To do | Find every line with the word "cdot". Copy those lines.

Stored records
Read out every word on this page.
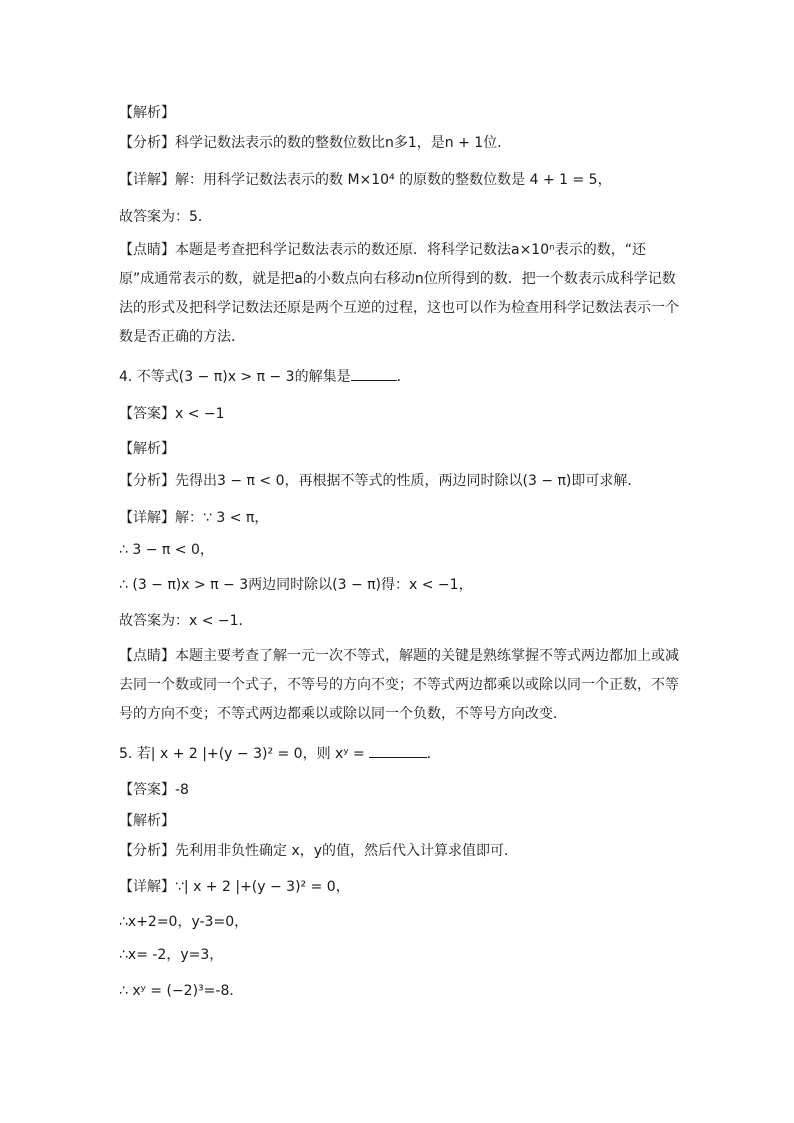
【解析】
【分析】科学记数法表示的数的整数位数比n多1，是n + 1位．
【详解】解：用科学记数法表示的数 M×10⁴ 的原数的整数位数是 4 + 1 = 5，
故答案为：5．
【点睛】本题是考查把科学记数法表示的数还原．将科学记数法a×10ⁿ表示的数，“还原”成通常表示的数，就是把a的小数点向右移动n位所得到的数．把一个数表示成科学记数法的形式及把科学记数法还原是两个互逆的过程，这也可以作为检查用科学记数法表示一个数是否正确的方法．
4. 不等式(3 − π)x > π − 3的解集是	．
【答案】x < −1
【解析】
【分析】先得出3 − π < 0，再根据不等式的性质，两边同时除以(3 − π)即可求解．
【详解】解：∵ 3 < π，
∴ 3 − π < 0，
∴ (3 − π)x > π − 3两边同时除以(3 − π)得：x < −1，
故答案为：x < −1．
【点睛】本题主要考查了解一元一次不等式，解题的关键是熟练掌握不等式两边都加上或减去同一个数或同一个式子，不等号的方向不变；不等式两边都乘以或除以同一个正数，不等号的方向不变；不等式两边都乘以或除以同一个负数，不等号方向改变．
5. 若| x + 2 |+(y − 3)² = 0，则 xʸ =	．
【答案】-8
【解析】
【分析】先利用非负性确定 x，y的值，然后代入计算求值即可．
【详解】∵| x + 2 |+(y − 3)² = 0，
∴x+2=0，y-3=0，
∴x= -2，y=3，
∴ xʸ = (−2)³=-8．
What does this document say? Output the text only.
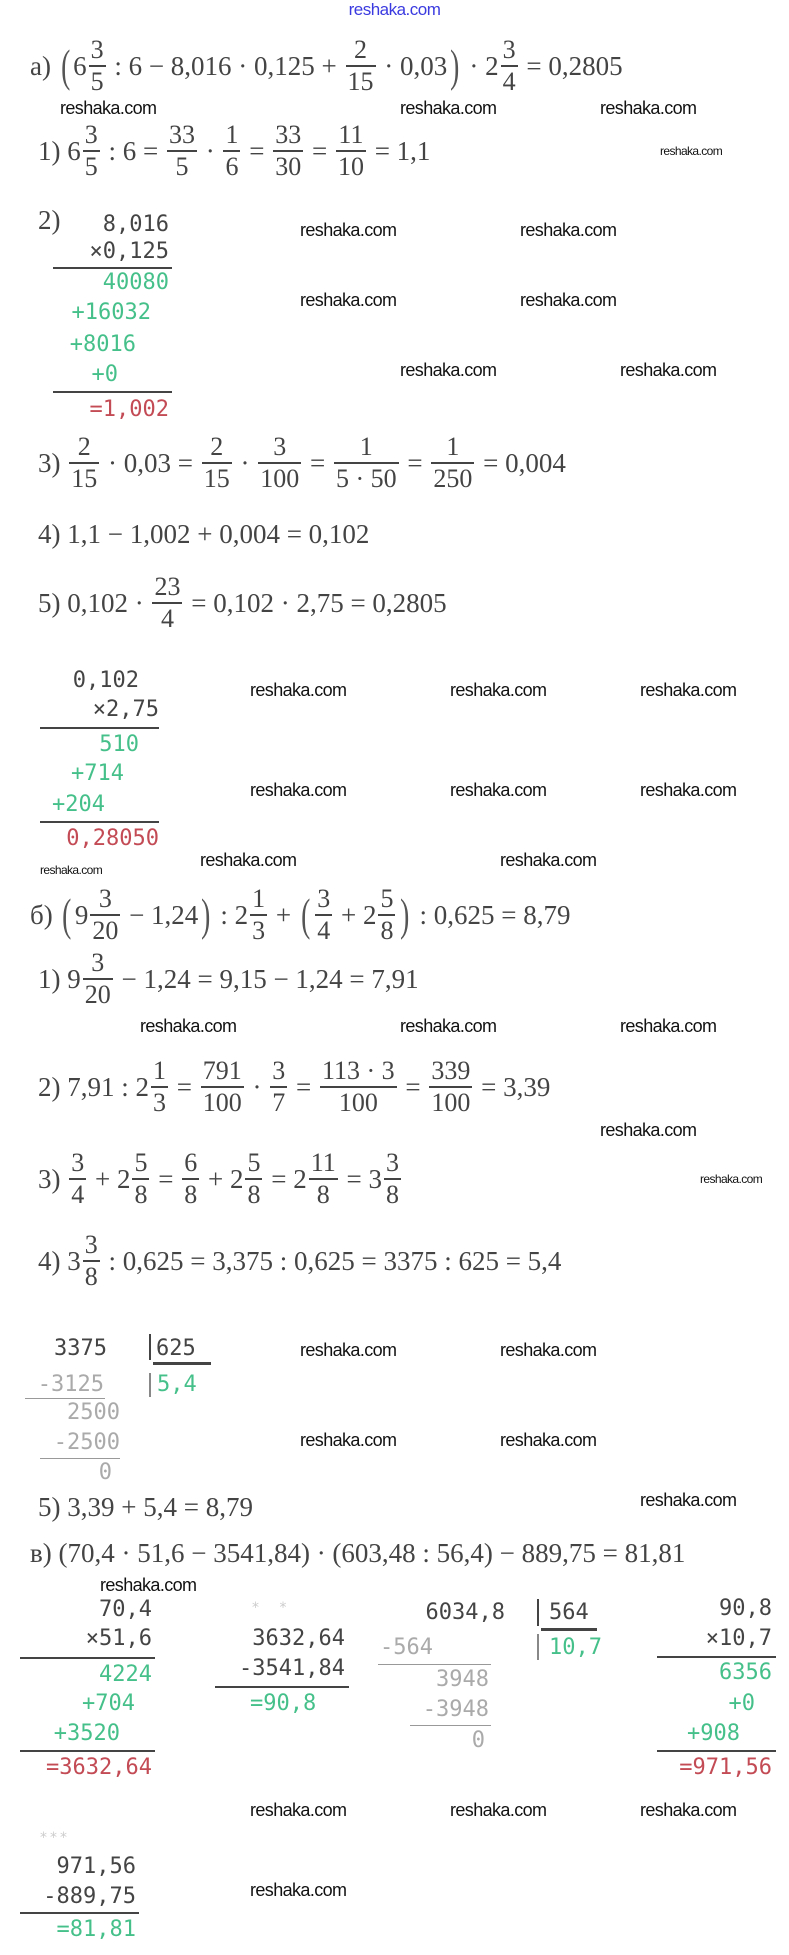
reshaka.com
а) ( $6 \frac{3}{5}$ : $6 - 8,016 \cdot 0,125 + \frac{2}{15} \cdot 0,03$ ) · $2 \frac{3}{4} = 0,2805$
1) $6 \frac{3}{5}$ : $6 = \frac{33}{5} \cdot \frac{1}{6} = \frac{33}{30} = \frac{11}{10} = 1,1$
2)
$3) \frac{2}{15} \cdot 0,03 = \frac{2}{15} \cdot \frac{3}{100} = \frac{1}{5 \cdot 50} = \frac{1}{250} = 0,004$
4) 1,1 − 1,002 + 0,004 = 0,102
5) $0,102 \cdot \frac{23}{4} = 0,102 \cdot 2,75 = 0,2805$
б) ( $9 \frac{3}{20} - 1,24$ ) : $2 \frac{1}{3}$ + ( $\frac{3}{4} + 2 \frac{5}{8}$ ) : 0,625 = 8,79
1) $9 \frac{3}{20} - 1,24 = 9,15 - 1,24 = 7,91$
2) 7,91 : $2 \frac{1}{3} = \frac{791}{100} \cdot \frac{3}{7} = \frac{113 \cdot 3}{100} = \frac{339}{100} = 3,39$
$3) \frac{3}{4} + 2 \frac{5}{8} = \frac{6}{8} + 2 \frac{5}{8} = 2 \frac{11}{8} = 3 \frac{3}{8}$
4) $3 \frac{3}{8}$ : 0,625 = 3,375 : 0,625 = 3375 : 625 = 5,4
5) 3,39 + 5,4 = 8,79
в) (70,4 · 51,6 − 3541,84) · (603,48 : 56,4) − 889,75 = 81,81
8,016
×0,125
40080
+16032
+8016
+0
=1,002
0,102
×2,75
510
+714
+204
0,28050
3375 625
5,4
-3125
2500
-2500
0
70,4
×51,6
4224
+704
+3520
=3632,64
* *
3632,64
-3541,84
=90,8
6034,8 564
10,7
-564
3948
-3948
0
90,8
×10,7
6356
+0
+908
=971,56
***
971,56
-889,75
=81,81
reshaka.com	reshaka.com	reshaka.com
reshaka.com	reshaka.com
reshaka.com	reshaka.com
reshaka.com	reshaka.com
reshaka.com	reshaka.com	reshaka.com
reshaka.com	reshaka.com	reshaka.com
reshaka.com	reshaka.com
reshaka.com	reshaka.com	reshaka.com
reshaka.com
reshaka.com	reshaka.com
reshaka.com	reshaka.com
reshaka.com
reshaka.com
reshaka.com	reshaka.com	reshaka.com
reshaka.com
reshaka.com
reshaka.com
reshaka.com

Written solution |
а) ( $6 \frac{3}{5}$ : $6 - 8,016 \cdot 0,125 + \frac{2}{15} \cdot 0,03$ ) · $2 \frac{3}{4} = 0,2805$
1) $6 \frac{3}{5}$ : $6 = \frac{33}{5} \cdot \frac{1}{6} = \frac{33}{30} = \frac{11}{10} = 1,1$
$3) \frac{2}{15} \cdot 0,03 = \frac{2}{15} \cdot \frac{3}{100} = \frac{1}{5 \cdot 50} = \frac{1}{250} = 0,004$
5) $0,102 \cdot \frac{23}{4} = 0,102 \cdot 2,75 = 0,2805$
2) 7,91 : $2 \frac{1}{3} = \frac{791}{100} \cdot \frac{3}{7} = \frac{113 \cdot 3}{100} = \frac{339}{100} = 3,39$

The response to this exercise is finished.